# Raw records
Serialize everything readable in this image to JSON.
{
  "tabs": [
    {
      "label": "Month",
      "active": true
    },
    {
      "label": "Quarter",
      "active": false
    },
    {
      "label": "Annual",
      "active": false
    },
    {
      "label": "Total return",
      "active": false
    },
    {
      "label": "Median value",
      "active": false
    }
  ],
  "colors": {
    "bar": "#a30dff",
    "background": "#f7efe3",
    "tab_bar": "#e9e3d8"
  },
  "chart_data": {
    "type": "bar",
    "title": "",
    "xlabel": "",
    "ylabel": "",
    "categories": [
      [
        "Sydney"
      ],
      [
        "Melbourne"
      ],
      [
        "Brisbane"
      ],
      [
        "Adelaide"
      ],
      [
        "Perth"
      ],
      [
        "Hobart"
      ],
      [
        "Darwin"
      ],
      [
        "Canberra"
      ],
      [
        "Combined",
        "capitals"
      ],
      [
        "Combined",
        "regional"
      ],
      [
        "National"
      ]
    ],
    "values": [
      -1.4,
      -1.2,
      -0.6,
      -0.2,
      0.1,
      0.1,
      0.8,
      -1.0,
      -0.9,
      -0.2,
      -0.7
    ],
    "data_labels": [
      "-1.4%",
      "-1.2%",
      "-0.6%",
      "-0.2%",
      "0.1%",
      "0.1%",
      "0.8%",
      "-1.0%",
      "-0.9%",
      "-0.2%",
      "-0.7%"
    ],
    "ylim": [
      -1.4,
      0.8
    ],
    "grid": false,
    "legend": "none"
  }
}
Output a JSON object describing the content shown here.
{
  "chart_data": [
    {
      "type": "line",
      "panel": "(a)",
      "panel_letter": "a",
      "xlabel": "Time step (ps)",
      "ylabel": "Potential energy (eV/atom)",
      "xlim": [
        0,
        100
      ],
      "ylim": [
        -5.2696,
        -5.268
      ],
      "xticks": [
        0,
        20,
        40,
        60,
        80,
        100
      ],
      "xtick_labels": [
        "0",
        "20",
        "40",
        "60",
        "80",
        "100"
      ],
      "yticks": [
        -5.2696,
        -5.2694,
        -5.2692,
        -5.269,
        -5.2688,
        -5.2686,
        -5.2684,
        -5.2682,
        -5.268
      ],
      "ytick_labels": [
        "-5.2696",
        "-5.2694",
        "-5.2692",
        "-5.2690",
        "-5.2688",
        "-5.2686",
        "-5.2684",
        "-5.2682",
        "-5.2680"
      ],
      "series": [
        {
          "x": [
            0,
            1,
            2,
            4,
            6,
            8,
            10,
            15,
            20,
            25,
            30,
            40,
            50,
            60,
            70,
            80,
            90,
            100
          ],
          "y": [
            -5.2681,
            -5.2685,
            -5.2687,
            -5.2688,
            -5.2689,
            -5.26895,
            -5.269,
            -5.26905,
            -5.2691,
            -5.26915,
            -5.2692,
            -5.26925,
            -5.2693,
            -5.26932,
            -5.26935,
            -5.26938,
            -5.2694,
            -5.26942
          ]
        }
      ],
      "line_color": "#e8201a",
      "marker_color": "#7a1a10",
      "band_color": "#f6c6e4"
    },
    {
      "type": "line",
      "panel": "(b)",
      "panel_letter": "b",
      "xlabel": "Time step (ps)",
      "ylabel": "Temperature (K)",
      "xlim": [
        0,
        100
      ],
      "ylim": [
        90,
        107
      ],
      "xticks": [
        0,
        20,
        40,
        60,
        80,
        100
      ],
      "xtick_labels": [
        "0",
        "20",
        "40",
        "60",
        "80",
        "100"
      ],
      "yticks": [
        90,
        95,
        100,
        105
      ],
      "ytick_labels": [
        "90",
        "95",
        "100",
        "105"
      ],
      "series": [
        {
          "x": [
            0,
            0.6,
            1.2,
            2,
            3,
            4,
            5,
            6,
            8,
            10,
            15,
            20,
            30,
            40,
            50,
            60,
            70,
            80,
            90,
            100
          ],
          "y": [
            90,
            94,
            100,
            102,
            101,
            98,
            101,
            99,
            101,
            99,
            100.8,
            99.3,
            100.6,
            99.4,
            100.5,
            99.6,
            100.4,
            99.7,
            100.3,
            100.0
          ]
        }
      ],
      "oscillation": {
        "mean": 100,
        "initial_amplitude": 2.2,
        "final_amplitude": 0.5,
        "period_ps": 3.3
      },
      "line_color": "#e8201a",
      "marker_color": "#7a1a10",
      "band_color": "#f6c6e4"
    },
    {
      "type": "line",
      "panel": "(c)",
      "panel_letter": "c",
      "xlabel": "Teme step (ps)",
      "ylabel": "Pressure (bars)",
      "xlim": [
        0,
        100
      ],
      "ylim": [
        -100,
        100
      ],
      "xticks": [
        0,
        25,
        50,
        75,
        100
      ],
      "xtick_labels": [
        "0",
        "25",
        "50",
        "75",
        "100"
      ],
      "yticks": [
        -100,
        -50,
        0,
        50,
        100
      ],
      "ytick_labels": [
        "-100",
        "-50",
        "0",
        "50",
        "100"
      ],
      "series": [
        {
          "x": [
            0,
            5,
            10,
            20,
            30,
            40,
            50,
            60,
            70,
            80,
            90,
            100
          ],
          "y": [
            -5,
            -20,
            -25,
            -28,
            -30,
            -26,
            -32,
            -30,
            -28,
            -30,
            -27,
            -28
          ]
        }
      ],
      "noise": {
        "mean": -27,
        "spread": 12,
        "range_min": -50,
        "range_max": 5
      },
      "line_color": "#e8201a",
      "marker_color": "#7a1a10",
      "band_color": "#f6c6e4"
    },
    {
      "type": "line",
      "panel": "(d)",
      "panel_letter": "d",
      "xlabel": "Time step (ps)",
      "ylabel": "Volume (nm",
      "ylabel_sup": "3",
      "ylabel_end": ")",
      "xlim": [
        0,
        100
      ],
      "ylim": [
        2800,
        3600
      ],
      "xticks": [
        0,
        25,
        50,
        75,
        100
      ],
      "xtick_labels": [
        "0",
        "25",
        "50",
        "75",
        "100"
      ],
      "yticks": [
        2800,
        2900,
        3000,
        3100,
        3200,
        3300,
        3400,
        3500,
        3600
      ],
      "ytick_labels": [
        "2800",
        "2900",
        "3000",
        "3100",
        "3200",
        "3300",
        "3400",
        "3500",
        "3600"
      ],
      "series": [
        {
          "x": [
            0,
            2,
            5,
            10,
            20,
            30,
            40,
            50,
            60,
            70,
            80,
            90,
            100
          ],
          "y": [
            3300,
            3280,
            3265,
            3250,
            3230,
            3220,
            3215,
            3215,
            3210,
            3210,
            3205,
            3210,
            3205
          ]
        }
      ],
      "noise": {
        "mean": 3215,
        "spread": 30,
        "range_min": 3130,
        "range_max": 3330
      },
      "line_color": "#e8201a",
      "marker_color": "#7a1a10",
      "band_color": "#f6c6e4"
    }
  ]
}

# Description of the task
Quote the data above in full, changing nothing.

# Response to the task
Serialize everything readable in this image to JSON.
{
  "tabs": [
    {
      "label": "Month",
      "active": true
    },
    {
      "label": "Quarter",
      "active": false
    },
    {
      "label": "Annual",
      "active": false
    },
    {
      "label": "Total return",
      "active": false
    },
    {
      "label": "Median value",
      "active": false
    }
  ],
  "colors": {
    "bar": "#a30dff",
    "background": "#f7efe3",
    "tab_bar": "#e9e3d8"
  },
  "chart_data": {
    "type": "bar",
    "title": "",
    "xlabel": "",
    "ylabel": "",
    "categories": [
      [
        "Sydney"
      ],
      [
        "Melbourne"
      ],
      [
        "Brisbane"
      ],
      [
        "Adelaide"
      ],
      [
        "Perth"
      ],
      [
        "Hobart"
      ],
      [
        "Darwin"
      ],
      [
        "Canberra"
      ],
      [
        "Combined",
        "capitals"
      ],
      [
        "Combined",
        "regional"
      ],
      [
        "National"
      ]
    ],
    "values": [
      -1.4,
      -1.2,
      -0.6,
      -0.2,
      0.1,
      0.1,
      0.8,
      -1.0,
      -0.9,
      -0.2,
      -0.7
    ],
    "data_labels": [
      "-1.4%",
      "-1.2%",
      "-0.6%",
      "-0.2%",
      "0.1%",
      "0.1%",
      "0.8%",
      "-1.0%",
      "-0.9%",
      "-0.2%",
      "-0.7%"
    ],
    "ylim": [
      -1.4,
      0.8
    ],
    "grid": false,
    "legend": "none"
  }
}
Output a JSON object describing the content shown here.
{
  "chart_data": [
    {
      "type": "line",
      "panel": "(a)",
      "panel_letter": "a",
      "xlabel": "Time step (ps)",
      "ylabel": "Potential energy (eV/atom)",
      "xlim": [
        0,
        100
      ],
      "ylim": [
        -5.2696,
        -5.268
      ],
      "xticks": [
        0,
        20,
        40,
        60,
        80,
        100
      ],
      "xtick_labels": [
        "0",
        "20",
        "40",
        "60",
        "80",
        "100"
      ],
      "yticks": [
        -5.2696,
        -5.2694,
        -5.2692,
        -5.269,
        -5.2688,
        -5.2686,
        -5.2684,
        -5.2682,
        -5.268
      ],
      "ytick_labels": [
        "-5.2696",
        "-5.2694",
        "-5.2692",
        "-5.2690",
        "-5.2688",
        "-5.2686",
        "-5.2684",
        "-5.2682",
        "-5.2680"
      ],
      "series": [
        {
          "x": [
            0,
            1,
            2,
            4,
            6,
            8,
            10,
            15,
            20,
            25,
            30,
            40,
            50,
            60,
            70,
            80,
            90,
            100
          ],
          "y": [
            -5.2681,
            -5.2685,
            -5.2687,
            -5.2688,
            -5.2689,
            -5.26895,
            -5.269,
            -5.26905,
            -5.2691,
            -5.26915,
            -5.2692,
            -5.26925,
            -5.2693,
            -5.26932,
            -5.26935,
            -5.26938,
            -5.2694,
            -5.26942
          ]
        }
      ],
      "line_color": "#e8201a",
      "marker_color": "#7a1a10",
      "band_color": "#f6c6e4"
    },
    {
      "type": "line",
      "panel": "(b)",
      "panel_letter": "b",
      "xlabel": "Time step (ps)",
      "ylabel": "Temperature (K)",
      "xlim": [
        0,
        100
      ],
      "ylim": [
        90,
        107
      ],
      "xticks": [
        0,
        20,
        40,
        60,
        80,
        100
      ],
      "xtick_labels": [
        "0",
        "20",
        "40",
        "60",
        "80",
        "100"
      ],
      "yticks": [
        90,
        95,
        100,
        105
      ],
      "ytick_labels": [
        "90",
        "95",
        "100",
        "105"
      ],
      "series": [
        {
          "x": [
            0,
            0.6,
            1.2,
            2,
            3,
            4,
            5,
            6,
            8,
            10,
            15,
            20,
            30,
            40,
            50,
            60,
            70,
            80,
            90,
            100
          ],
          "y": [
            90,
            94,
            100,
            102,
            101,
            98,
            101,
            99,
            101,
            99,
            100.8,
            99.3,
            100.6,
            99.4,
            100.5,
            99.6,
            100.4,
            99.7,
            100.3,
            100.0
          ]
        }
      ],
      "oscillation": {
        "mean": 100,
        "initial_amplitude": 2.2,
        "final_amplitude": 0.5,
        "period_ps": 3.3
      },
      "line_color": "#e8201a",
      "marker_color": "#7a1a10",
      "band_color": "#f6c6e4"
    },
    {
      "type": "line",
      "panel": "(c)",
      "panel_letter": "c",
      "xlabel": "Teme step (ps)",
      "ylabel": "Pressure (bars)",
      "xlim": [
        0,
        100
      ],
      "ylim": [
        -100,
        100
      ],
      "xticks": [
        0,
        25,
        50,
        75,
        100
      ],
      "xtick_labels": [
        "0",
        "25",
        "50",
        "75",
        "100"
      ],
      "yticks": [
        -100,
        -50,
        0,
        50,
        100
      ],
      "ytick_labels": [
        "-100",
        "-50",
        "0",
        "50",
        "100"
      ],
      "series": [
        {
          "x": [
            0,
            5,
            10,
            20,
            30,
            40,
            50,
            60,
            70,
            80,
            90,
            100
          ],
          "y": [
            -5,
            -20,
            -25,
            -28,
            -30,
            -26,
            -32,
            -30,
            -28,
            -30,
            -27,
            -28
          ]
        }
      ],
      "noise": {
        "mean": -27,
        "spread": 12,
        "range_min": -50,
        "range_max": 5
      },
      "line_color": "#e8201a",
      "marker_color": "#7a1a10",
      "band_color": "#f6c6e4"
    },
    {
      "type": "line",
      "panel": "(d)",
      "panel_letter": "d",
      "xlabel": "Time step (ps)",
      "ylabel": "Volume (nm",
      "ylabel_sup": "3",
      "ylabel_end": ")",
      "xlim": [
        0,
        100
      ],
      "ylim": [
        2800,
        3600
      ],
      "xticks": [
        0,
        25,
        50,
        75,
        100
      ],
      "xtick_labels": [
        "0",
        "25",
        "50",
        "75",
        "100"
      ],
      "yticks": [
        2800,
        2900,
        3000,
        3100,
        3200,
        3300,
        3400,
        3500,
        3600
      ],
      "ytick_labels": [
        "2800",
        "2900",
        "3000",
        "3100",
        "3200",
        "3300",
        "3400",
        "3500",
        "3600"
      ],
      "series": [
        {
          "x": [
            0,
            2,
            5,
            10,
            20,
            30,
            40,
            50,
            60,
            70,
            80,
            90,
            100
          ],
          "y": [
            3300,
            3280,
            3265,
            3250,
            3230,
            3220,
            3215,
            3215,
            3210,
            3210,
            3205,
            3210,
            3205
          ]
        }
      ],
      "noise": {
        "mean": 3215,
        "spread": 30,
        "range_min": 3130,
        "range_max": 3330
      },
      "line_color": "#e8201a",
      "marker_color": "#7a1a10",
      "band_color": "#f6c6e4"
    }
  ]
}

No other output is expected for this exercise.